## PROBLEM REQUIREMENTS:
Put all of the records below into a numbered list, one item for each line, and leave out any blank lines.

## RECORDS FOR THE EXERCISE:
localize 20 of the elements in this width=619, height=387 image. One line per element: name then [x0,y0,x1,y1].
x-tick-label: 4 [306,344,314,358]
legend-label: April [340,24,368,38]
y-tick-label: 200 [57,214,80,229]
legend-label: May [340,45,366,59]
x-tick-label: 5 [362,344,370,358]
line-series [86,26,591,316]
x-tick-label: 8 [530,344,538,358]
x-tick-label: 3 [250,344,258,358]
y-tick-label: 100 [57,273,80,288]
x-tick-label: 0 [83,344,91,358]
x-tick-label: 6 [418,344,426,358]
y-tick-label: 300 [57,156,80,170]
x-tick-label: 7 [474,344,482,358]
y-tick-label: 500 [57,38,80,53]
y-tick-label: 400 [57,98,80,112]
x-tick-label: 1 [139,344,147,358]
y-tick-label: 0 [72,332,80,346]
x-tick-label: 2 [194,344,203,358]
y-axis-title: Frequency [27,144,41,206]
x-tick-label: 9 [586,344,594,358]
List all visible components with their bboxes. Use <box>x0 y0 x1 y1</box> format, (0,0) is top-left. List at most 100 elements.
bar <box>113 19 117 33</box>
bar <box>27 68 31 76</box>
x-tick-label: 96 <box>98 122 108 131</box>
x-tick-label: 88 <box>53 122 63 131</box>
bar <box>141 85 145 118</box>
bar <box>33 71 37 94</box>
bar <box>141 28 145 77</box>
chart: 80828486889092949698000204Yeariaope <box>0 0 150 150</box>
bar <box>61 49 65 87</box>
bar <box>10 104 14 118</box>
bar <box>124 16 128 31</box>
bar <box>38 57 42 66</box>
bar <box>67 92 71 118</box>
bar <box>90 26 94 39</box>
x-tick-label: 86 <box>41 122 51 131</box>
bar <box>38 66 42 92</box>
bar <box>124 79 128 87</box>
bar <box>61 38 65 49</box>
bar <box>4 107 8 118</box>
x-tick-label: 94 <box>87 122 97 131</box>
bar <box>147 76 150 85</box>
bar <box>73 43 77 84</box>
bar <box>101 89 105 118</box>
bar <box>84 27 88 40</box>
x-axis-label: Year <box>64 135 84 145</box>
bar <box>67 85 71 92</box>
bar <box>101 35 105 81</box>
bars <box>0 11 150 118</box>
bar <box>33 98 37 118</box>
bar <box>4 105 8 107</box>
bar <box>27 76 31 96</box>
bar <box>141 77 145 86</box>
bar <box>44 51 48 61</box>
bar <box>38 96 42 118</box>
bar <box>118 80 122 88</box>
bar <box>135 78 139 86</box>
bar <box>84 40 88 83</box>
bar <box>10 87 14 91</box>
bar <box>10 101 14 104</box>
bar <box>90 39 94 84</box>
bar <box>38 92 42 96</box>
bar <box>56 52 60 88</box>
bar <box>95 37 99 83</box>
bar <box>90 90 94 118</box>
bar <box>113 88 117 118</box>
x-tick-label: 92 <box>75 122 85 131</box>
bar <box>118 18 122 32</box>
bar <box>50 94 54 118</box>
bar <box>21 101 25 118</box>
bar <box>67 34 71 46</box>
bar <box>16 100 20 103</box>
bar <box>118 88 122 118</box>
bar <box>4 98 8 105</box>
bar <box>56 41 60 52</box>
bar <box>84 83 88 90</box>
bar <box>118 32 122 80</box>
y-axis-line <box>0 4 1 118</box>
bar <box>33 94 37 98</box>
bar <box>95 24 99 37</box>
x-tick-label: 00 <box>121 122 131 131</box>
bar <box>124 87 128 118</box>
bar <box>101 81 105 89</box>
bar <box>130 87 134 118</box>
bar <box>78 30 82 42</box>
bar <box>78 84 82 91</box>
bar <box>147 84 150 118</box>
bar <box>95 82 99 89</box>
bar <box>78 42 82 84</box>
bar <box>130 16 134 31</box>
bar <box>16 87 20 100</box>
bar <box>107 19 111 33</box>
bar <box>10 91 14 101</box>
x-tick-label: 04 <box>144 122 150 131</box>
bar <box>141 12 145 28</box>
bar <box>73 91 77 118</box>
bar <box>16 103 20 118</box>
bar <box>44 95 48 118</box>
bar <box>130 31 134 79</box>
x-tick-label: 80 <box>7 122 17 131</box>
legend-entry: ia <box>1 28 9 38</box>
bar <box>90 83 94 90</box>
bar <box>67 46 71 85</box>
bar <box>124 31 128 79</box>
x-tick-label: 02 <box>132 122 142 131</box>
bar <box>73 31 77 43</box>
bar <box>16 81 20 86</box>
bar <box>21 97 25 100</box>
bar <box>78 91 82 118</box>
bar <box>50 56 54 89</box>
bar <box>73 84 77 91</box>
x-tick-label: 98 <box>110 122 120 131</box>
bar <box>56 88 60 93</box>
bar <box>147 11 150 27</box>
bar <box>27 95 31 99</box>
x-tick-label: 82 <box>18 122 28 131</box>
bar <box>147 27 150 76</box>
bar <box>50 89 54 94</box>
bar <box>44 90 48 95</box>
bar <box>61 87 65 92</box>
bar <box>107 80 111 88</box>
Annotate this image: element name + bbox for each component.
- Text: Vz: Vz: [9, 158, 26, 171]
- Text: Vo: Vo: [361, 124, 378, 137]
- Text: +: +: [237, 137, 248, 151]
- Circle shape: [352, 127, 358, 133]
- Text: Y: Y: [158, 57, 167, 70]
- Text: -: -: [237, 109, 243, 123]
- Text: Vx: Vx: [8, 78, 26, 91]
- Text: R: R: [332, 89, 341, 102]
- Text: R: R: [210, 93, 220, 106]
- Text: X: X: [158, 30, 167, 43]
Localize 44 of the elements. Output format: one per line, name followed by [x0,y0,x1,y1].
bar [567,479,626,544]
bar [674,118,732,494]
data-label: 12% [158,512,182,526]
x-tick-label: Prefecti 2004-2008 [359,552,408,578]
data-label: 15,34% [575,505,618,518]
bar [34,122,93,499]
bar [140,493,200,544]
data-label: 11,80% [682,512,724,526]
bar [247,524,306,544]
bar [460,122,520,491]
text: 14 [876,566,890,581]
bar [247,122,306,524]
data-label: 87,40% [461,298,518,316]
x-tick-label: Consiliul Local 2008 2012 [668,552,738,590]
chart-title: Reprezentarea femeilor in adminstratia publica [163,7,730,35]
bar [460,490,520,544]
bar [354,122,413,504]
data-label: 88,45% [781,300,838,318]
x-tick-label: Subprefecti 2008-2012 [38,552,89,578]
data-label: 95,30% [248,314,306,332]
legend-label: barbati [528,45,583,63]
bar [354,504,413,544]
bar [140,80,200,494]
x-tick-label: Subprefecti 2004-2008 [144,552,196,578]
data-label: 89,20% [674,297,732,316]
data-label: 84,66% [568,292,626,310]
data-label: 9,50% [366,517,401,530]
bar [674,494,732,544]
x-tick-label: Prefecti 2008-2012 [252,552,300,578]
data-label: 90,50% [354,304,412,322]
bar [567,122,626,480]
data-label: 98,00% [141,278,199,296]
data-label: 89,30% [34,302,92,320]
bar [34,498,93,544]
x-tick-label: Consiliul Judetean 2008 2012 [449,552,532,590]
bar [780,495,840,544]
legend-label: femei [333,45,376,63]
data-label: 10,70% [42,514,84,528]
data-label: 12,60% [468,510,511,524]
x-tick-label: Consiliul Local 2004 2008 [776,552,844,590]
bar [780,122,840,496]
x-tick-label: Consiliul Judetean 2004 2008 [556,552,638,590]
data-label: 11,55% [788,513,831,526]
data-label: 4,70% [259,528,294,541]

## SOLUTION FOR THIS TASK:
1. localize 20 of the elements in this width=619, height=387 image. One line per element: name then [x0,y0,x1,y1].
2. x-tick-label: 4 [306,344,314,358]
3. legend-label: April [340,24,368,38]
4. y-tick-label: 200 [57,214,80,229]
5. legend-label: May [340,45,366,59]
6. x-tick-label: 5 [362,344,370,358]
7. line-series [86,26,591,316]
8. x-tick-label: 8 [530,344,538,358]
9. x-tick-label: 3 [250,344,258,358]
10. y-tick-label: 100 [57,273,80,288]
11. x-tick-label: 0 [83,344,91,358]
12. x-tick-label: 6 [418,344,426,358]
13. y-tick-label: 300 [57,156,80,170]
14. x-tick-label: 7 [474,344,482,358]
15. y-tick-label: 500 [57,38,80,53]
16. y-tick-label: 400 [57,98,80,112]
17. x-tick-label: 1 [139,344,147,358]
18. y-tick-label: 0 [72,332,80,346]
19. x-tick-label: 2 [194,344,203,358]
20. y-axis-title: Frequency [27,144,41,206]
21. x-tick-label: 9 [586,344,594,358]
22. List all visible components with their bboxes. Use <box>x0 y0 x1 y1</box> format, (0,0) is top-left. List at most 100 elements.
23. bar <box>113 19 117 33</box>
24. bar <box>27 68 31 76</box>
25. x-tick-label: 96 <box>98 122 108 131</box>
26. x-tick-label: 88 <box>53 122 63 131</box>
27. bar <box>141 85 145 118</box>
28. bar <box>33 71 37 94</box>
29. bar <box>141 28 145 77</box>
30. chart: 80828486889092949698000204Yeariaope <box>0 0 150 150</box>
31. bar <box>61 49 65 87</box>
32. bar <box>10 104 14 118</box>
33. bar <box>124 16 128 31</box>
34. bar <box>38 57 42 66</box>
35. bar <box>67 92 71 118</box>
36. bar <box>90 26 94 39</box>
37. x-tick-label: 86 <box>41 122 51 131</box>
38. bar <box>38 66 42 92</box>
39. bar <box>124 79 128 87</box>
40. bar <box>61 38 65 49</box>
41. bar <box>4 107 8 118</box>
42. x-tick-label: 94 <box>87 122 97 131</box>
43. bar <box>147 76 150 85</box>
44. bar <box>73 43 77 84</box>
45. bar <box>101 89 105 118</box>
46. bar <box>84 27 88 40</box>
47. x-axis-label: Year <box>64 135 84 145</box>
48. bar <box>67 85 71 92</box>
49. bar <box>101 35 105 81</box>
50. bars <box>0 11 150 118</box>
51. bar <box>33 98 37 118</box>
52. bar <box>4 105 8 107</box>
53. bar <box>27 76 31 96</box>
54. bar <box>141 77 145 86</box>
55. bar <box>44 51 48 61</box>
56. bar <box>38 96 42 118</box>
57. bar <box>118 80 122 88</box>
58. bar <box>135 78 139 86</box>
59. bar <box>84 40 88 83</box>
60. bar <box>10 87 14 91</box>
61. bar <box>10 101 14 104</box>
62. bar <box>90 39 94 84</box>
63. bar <box>38 92 42 96</box>
64. bar <box>56 52 60 88</box>
65. bar <box>95 37 99 83</box>
66. bar <box>90 90 94 118</box>
67. bar <box>113 88 117 118</box>
68. x-tick-label: 92 <box>75 122 85 131</box>
69. bar <box>118 18 122 32</box>
70. bar <box>50 94 54 118</box>
71. bar <box>21 101 25 118</box>
72. bar <box>67 34 71 46</box>
73. bar <box>16 100 20 103</box>
74. bar <box>118 88 122 118</box>
75. bar <box>4 98 8 105</box>
76. bar <box>56 41 60 52</box>
77. bar <box>84 83 88 90</box>
78. bar <box>118 32 122 80</box>
79. y-axis-line <box>0 4 1 118</box>
80. bar <box>33 94 37 98</box>
81. bar <box>95 24 99 37</box>
82. x-tick-label: 00 <box>121 122 131 131</box>
83. bar <box>124 87 128 118</box>
84. bar <box>101 81 105 89</box>
85. bar <box>130 87 134 118</box>
86. bar <box>78 30 82 42</box>
87. bar <box>78 84 82 91</box>
88. bar <box>147 84 150 118</box>
89. bar <box>95 82 99 89</box>
90. bar <box>78 42 82 84</box>
91. bar <box>130 16 134 31</box>
92. bar <box>16 87 20 100</box>
93. bar <box>107 19 111 33</box>
94. bar <box>10 91 14 101</box>
95. x-tick-label: 04 <box>144 122 150 131</box>
96. bar <box>141 12 145 28</box>
97. bar <box>73 91 77 118</box>
98. bar <box>16 103 20 118</box>
99. bar <box>44 95 48 118</box>
100. bar <box>130 31 134 79</box>
101. x-tick-label: 80 <box>7 122 17 131</box>
102. legend-entry: ia <box>1 28 9 38</box>
103. bar <box>90 83 94 90</box>
104. bar <box>67 46 71 85</box>
105. bar <box>124 31 128 79</box>
106. x-tick-label: 02 <box>132 122 142 131</box>
107. bar <box>73 31 77 43</box>
108. bar <box>16 81 20 86</box>
109. bar <box>21 97 25 100</box>
110. bar <box>78 91 82 118</box>
111. bar <box>50 56 54 89</box>
112. bar <box>73 84 77 91</box>
113. x-tick-label: 98 <box>110 122 120 131</box>
114. bar <box>56 88 60 93</box>
115. bar <box>147 11 150 27</box>
116. bar <box>27 95 31 99</box>
117. x-tick-label: 82 <box>18 122 28 131</box>
118. bar <box>147 27 150 76</box>
119. bar <box>50 89 54 94</box>
120. bar <box>44 90 48 95</box>
121. bar <box>61 87 65 92</box>
122. bar <box>107 80 111 88</box>
123. Annotate this image: element name + bbox for each component.
124. - Text: Vz: Vz: [9, 158, 26, 171]
125. - Text: Vo: Vo: [361, 124, 378, 137]
126. - Text: +: +: [237, 137, 248, 151]
127. - Circle shape: [352, 127, 358, 133]
128. - Text: Y: Y: [158, 57, 167, 70]
129. - Text: -: -: [237, 109, 243, 123]
130. - Text: Vx: Vx: [8, 78, 26, 91]
131. - Text: R: R: [332, 89, 341, 102]
132. - Text: R: R: [210, 93, 220, 106]
133. - Text: X: X: [158, 30, 167, 43]
134. Localize 44 of the elements. Output format: one per line, name followed by [x0,y0,x1,y1].
135. bar [567,479,626,544]
136. bar [674,118,732,494]
137. data-label: 12% [158,512,182,526]
138. x-tick-label: Prefecti 2004-2008 [359,552,408,578]
139. data-label: 15,34% [575,505,618,518]
140. bar [34,122,93,499]
141. bar [140,493,200,544]
142. data-label: 11,80% [682,512,724,526]
143. bar [247,524,306,544]
144. bar [460,122,520,491]
145. text: 14 [876,566,890,581]
146. bar [247,122,306,524]
147. data-label: 87,40% [461,298,518,316]
148. x-tick-label: Consiliul Local 2008 2012 [668,552,738,590]
149. chart-title: Reprezentarea femeilor in adminstratia publica [163,7,730,35]
150. bar [460,490,520,544]
151. bar [354,122,413,504]
152. data-label: 88,45% [781,300,838,318]
153. x-tick-label: Subprefecti 2008-2012 [38,552,89,578]
154. data-label: 95,30% [248,314,306,332]
155. legend-label: barbati [528,45,583,63]
156. bar [354,504,413,544]
157. bar [140,80,200,494]
158. x-tick-label: Subprefecti 2004-2008 [144,552,196,578]
159. data-label: 89,20% [674,297,732,316]
160. data-label: 84,66% [568,292,626,310]
161. data-label: 9,50% [366,517,401,530]
162. bar [674,494,732,544]
163. x-tick-label: Prefecti 2008-2012 [252,552,300,578]
164. data-label: 90,50% [354,304,412,322]
165. bar [567,122,626,480]
166. data-label: 98,00% [141,278,199,296]
167. data-label: 89,30% [34,302,92,320]
168. bar [34,498,93,544]
169. x-tick-label: Consiliul Judetean 2008 2012 [449,552,532,590]
170. bar [780,495,840,544]
171. legend-label: femei [333,45,376,63]
172. data-label: 10,70% [42,514,84,528]
173. data-label: 12,60% [468,510,511,524]
174. x-tick-label: Consiliul Local 2004 2008 [776,552,844,590]
175. bar [780,122,840,496]
176. x-tick-label: Consiliul Judetean 2004 2008 [556,552,638,590]
177. data-label: 11,55% [788,513,831,526]
178. data-label: 4,70% [259,528,294,541]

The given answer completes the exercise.